[Image layout annotations]
§

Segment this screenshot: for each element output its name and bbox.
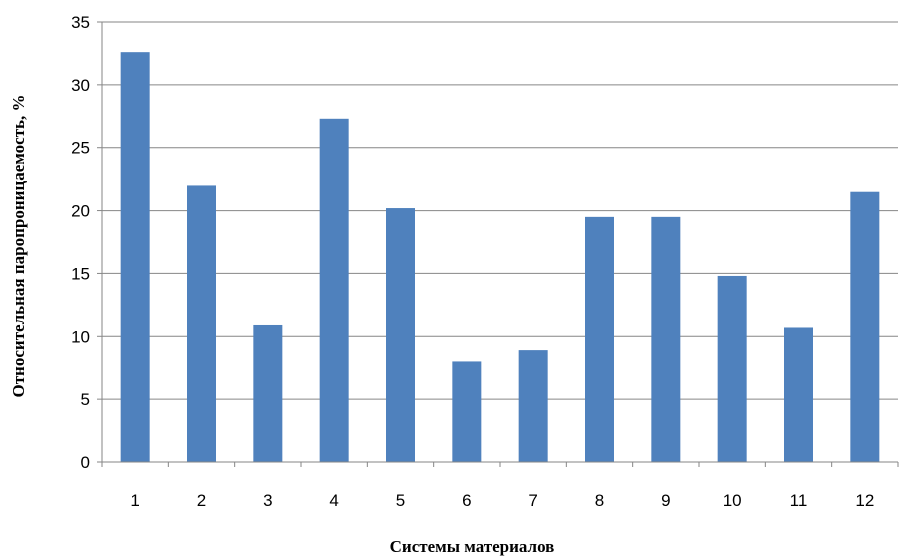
x-tick-label: 4 [329, 491, 338, 510]
bar-2 [187, 185, 216, 462]
x-tick-label: 1 [130, 491, 139, 510]
x-tick-label: 7 [528, 491, 537, 510]
y-tick-label: 35 [71, 13, 90, 32]
x-tick-label: 9 [661, 491, 670, 510]
y-tick-label: 5 [81, 390, 90, 409]
bar-5 [386, 208, 415, 462]
x-tick-label: 11 [790, 491, 808, 510]
y-tick-labels: 0 5 10 15 20 25 30 35 [71, 13, 90, 472]
bar-9 [651, 216, 681, 462]
bar-6 [452, 361, 482, 462]
x-tick-label: 5 [396, 491, 405, 510]
y-tick-label: 10 [71, 327, 90, 346]
bar-4 [319, 118, 349, 463]
x-tick-label: 8 [595, 491, 604, 510]
x-tick-label: 3 [263, 491, 272, 510]
x-tick-labels: 1 2 3 4 5 6 7 8 9 10 11 12 [130, 491, 874, 510]
bar-1 [120, 52, 150, 463]
bar-7 [518, 350, 548, 462]
y-tick-label: 0 [81, 453, 90, 472]
y-tick-label: 30 [71, 76, 90, 95]
y-tick-label: 20 [71, 202, 90, 221]
gridlines [102, 21, 898, 400]
x-tick-label: 6 [462, 491, 471, 510]
y-tick-label: 25 [71, 139, 90, 158]
x-axis-title: Системы материалов [390, 537, 555, 556]
bar-10 [717, 275, 747, 462]
bar-12 [850, 191, 880, 462]
bar-11 [784, 327, 813, 462]
x-tick-label: 10 [723, 491, 742, 510]
x-tick-label: 12 [855, 491, 874, 510]
x-tick-label: 2 [197, 491, 206, 510]
axes [97, 21, 899, 467]
bar-3 [253, 324, 283, 462]
bars [120, 52, 880, 463]
y-tick-label: 15 [71, 264, 90, 283]
bar-8 [585, 216, 614, 462]
y-axis-title: Относительная паропроницаемость, % [9, 94, 28, 397]
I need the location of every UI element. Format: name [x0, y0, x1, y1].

§

Copy out the lines of the items word for word, beginning at the line containing "x-tick-label: 4 [329, 491, 338, 510]" and ending after the line containing "y-tick-label: 10 [71, 327, 90, 346]".

RESULT FOR THIS EXERCISE:
x-tick-label: 4 [329, 491, 338, 510]
bar-2 [187, 185, 216, 462]
x-tick-label: 1 [130, 491, 139, 510]
x-tick-label: 7 [528, 491, 537, 510]
y-tick-label: 35 [71, 13, 90, 32]
x-tick-label: 9 [661, 491, 670, 510]
y-tick-label: 5 [81, 390, 90, 409]
bar-5 [386, 208, 415, 462]
x-tick-label: 11 [790, 491, 808, 510]
y-tick-labels: 0 5 10 15 20 25 30 35 [71, 13, 90, 472]
bar-9 [651, 216, 681, 462]
bar-6 [452, 361, 482, 462]
x-tick-label: 5 [396, 491, 405, 510]
y-tick-label: 10 [71, 327, 90, 346]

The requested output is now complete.